Top of DATASET CONTENT

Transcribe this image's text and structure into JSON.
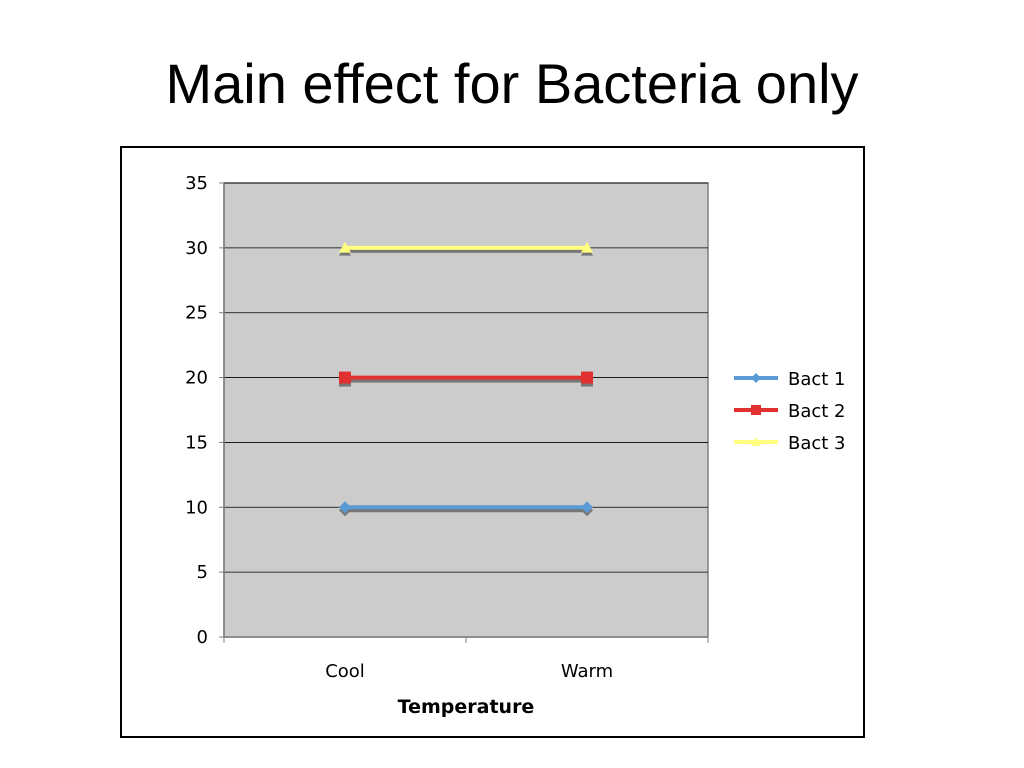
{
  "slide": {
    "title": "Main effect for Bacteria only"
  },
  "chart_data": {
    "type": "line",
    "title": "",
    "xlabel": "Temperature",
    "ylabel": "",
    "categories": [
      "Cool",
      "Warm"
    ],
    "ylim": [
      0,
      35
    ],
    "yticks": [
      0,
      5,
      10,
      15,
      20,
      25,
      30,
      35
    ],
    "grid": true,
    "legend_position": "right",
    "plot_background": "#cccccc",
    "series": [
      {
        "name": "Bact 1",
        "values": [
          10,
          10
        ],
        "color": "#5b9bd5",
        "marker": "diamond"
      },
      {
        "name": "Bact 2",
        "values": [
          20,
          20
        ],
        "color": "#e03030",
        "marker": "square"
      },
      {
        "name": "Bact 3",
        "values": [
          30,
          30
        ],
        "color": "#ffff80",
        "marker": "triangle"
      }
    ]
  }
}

Bottom of DATASET CONTENT

Hand back every line of the material, exactly, without the pictures.

Transcribe this image's text and structure into JSON.
{
  "slide": {
    "title": "Main effect for Bacteria only"
  },
  "chart_data": {
    "type": "line",
    "title": "",
    "xlabel": "Temperature",
    "ylabel": "",
    "categories": [
      "Cool",
      "Warm"
    ],
    "ylim": [
      0,
      35
    ],
    "yticks": [
      0,
      5,
      10,
      15,
      20,
      25,
      30,
      35
    ],
    "grid": true,
    "legend_position": "right",
    "plot_background": "#cccccc",
    "series": [
      {
        "name": "Bact 1",
        "values": [
          10,
          10
        ],
        "color": "#5b9bd5",
        "marker": "diamond"
      },
      {
        "name": "Bact 2",
        "values": [
          20,
          20
        ],
        "color": "#e03030",
        "marker": "square"
      },
      {
        "name": "Bact 3",
        "values": [
          30,
          30
        ],
        "color": "#ffff80",
        "marker": "triangle"
      }
    ]
  }
}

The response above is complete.